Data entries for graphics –
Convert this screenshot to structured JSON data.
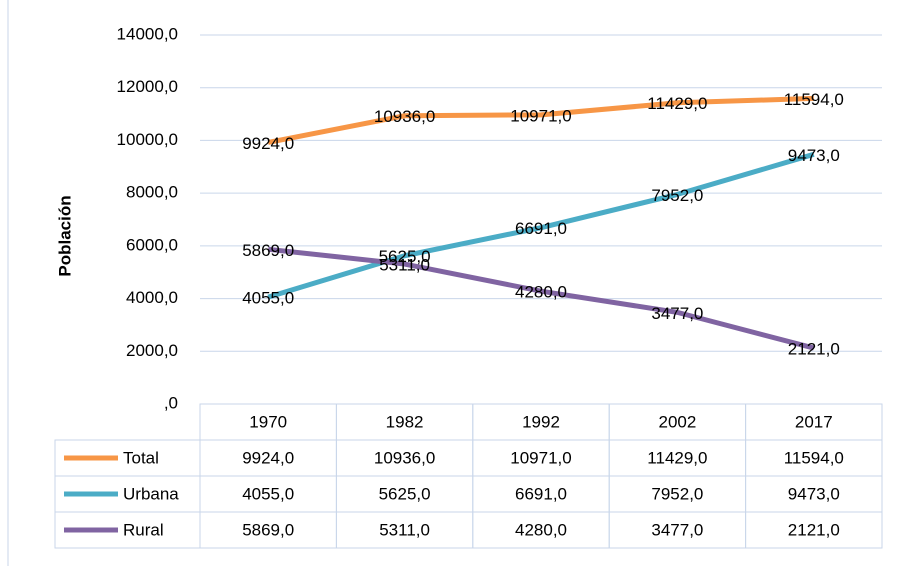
{
  "chart_data": {
    "type": "line",
    "y_label": "Población",
    "categories": [
      "1970",
      "1982",
      "1992",
      "2002",
      "2017"
    ],
    "series": [
      {
        "name": "Total",
        "color": "#f79646",
        "values": [
          9924,
          10936,
          10971,
          11429,
          11594
        ],
        "value_labels": [
          "9924,0",
          "10936,0",
          "10971,0",
          "11429,0",
          "11594,0"
        ]
      },
      {
        "name": "Urbana",
        "color": "#4bacc6",
        "values": [
          4055,
          5625,
          6691,
          7952,
          9473
        ],
        "value_labels": [
          "4055,0",
          "5625,0",
          "6691,0",
          "7952,0",
          "9473,0"
        ]
      },
      {
        "name": "Rural",
        "color": "#8064a2",
        "values": [
          5869,
          5311,
          4280,
          3477,
          2121
        ],
        "value_labels": [
          "5869,0",
          "5311,0",
          "4280,0",
          "3477,0",
          "2121,0"
        ]
      }
    ],
    "ylim": [
      0,
      14000
    ],
    "yticks": [
      {
        "value": 0,
        "label": ",0"
      },
      {
        "value": 2000,
        "label": "2000,0"
      },
      {
        "value": 4000,
        "label": "4000,0"
      },
      {
        "value": 6000,
        "label": "6000,0"
      },
      {
        "value": 8000,
        "label": "8000,0"
      },
      {
        "value": 10000,
        "label": "10000,0"
      },
      {
        "value": 12000,
        "label": "12000,0"
      },
      {
        "value": 14000,
        "label": "14000,0"
      }
    ],
    "grid": true
  }
}
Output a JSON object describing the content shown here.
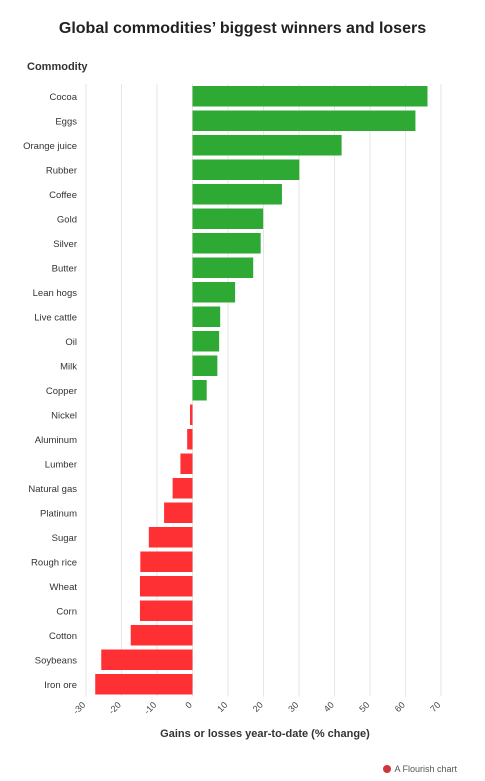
{
  "chart_data": {
    "type": "bar",
    "orientation": "horizontal",
    "title": "Global commodities’ biggest winners and losers",
    "ylabel": "Commodity",
    "xlabel": "Gains or losses year-to-date (% change)",
    "xlim": [
      -30,
      70
    ],
    "xticks": [
      "-30",
      "-20",
      "-10",
      "0",
      "10",
      "20",
      "30",
      "40",
      "50",
      "60",
      "70"
    ],
    "grid": true,
    "colors": {
      "positive": "#2eaa34",
      "negative": "#ff3034"
    },
    "categories": [
      "Cocoa",
      "Eggs",
      "Orange juice",
      "Rubber",
      "Coffee",
      "Gold",
      "Silver",
      "Butter",
      "Lean hogs",
      "Live cattle",
      "Oil",
      "Milk",
      "Copper",
      "Nickel",
      "Aluminum",
      "Lumber",
      "Natural gas",
      "Platinum",
      "Sugar",
      "Rough rice",
      "Wheat",
      "Corn",
      "Cotton",
      "Soybeans",
      "Iron ore"
    ],
    "values": [
      66.2,
      62.8,
      42.0,
      30.1,
      25.2,
      19.9,
      19.2,
      17.1,
      12.0,
      7.8,
      7.5,
      7.0,
      4.0,
      -0.7,
      -1.5,
      -3.4,
      -5.6,
      -8.0,
      -12.3,
      -14.7,
      -14.8,
      -14.8,
      -17.4,
      -25.7,
      -27.4
    ]
  },
  "credit": {
    "label": "A Flourish chart"
  }
}
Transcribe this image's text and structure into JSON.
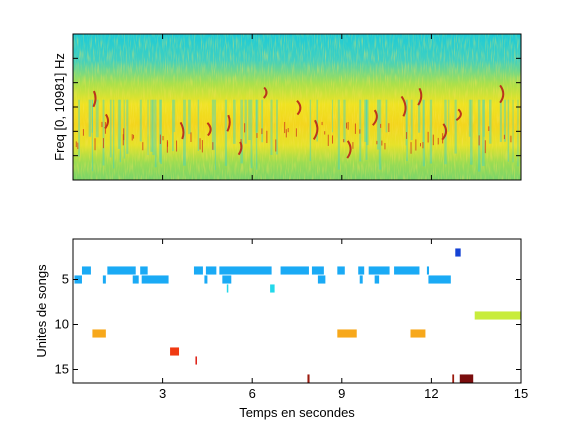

BRIEF – Find the string "JSON" in the entries above and return each line that holds it.

FINISHED EXERCISE –
Convert this screenshot to structured JSON data.
Output a JSON object describing the content shown here.
Transcribe this image's text and structure into JSON.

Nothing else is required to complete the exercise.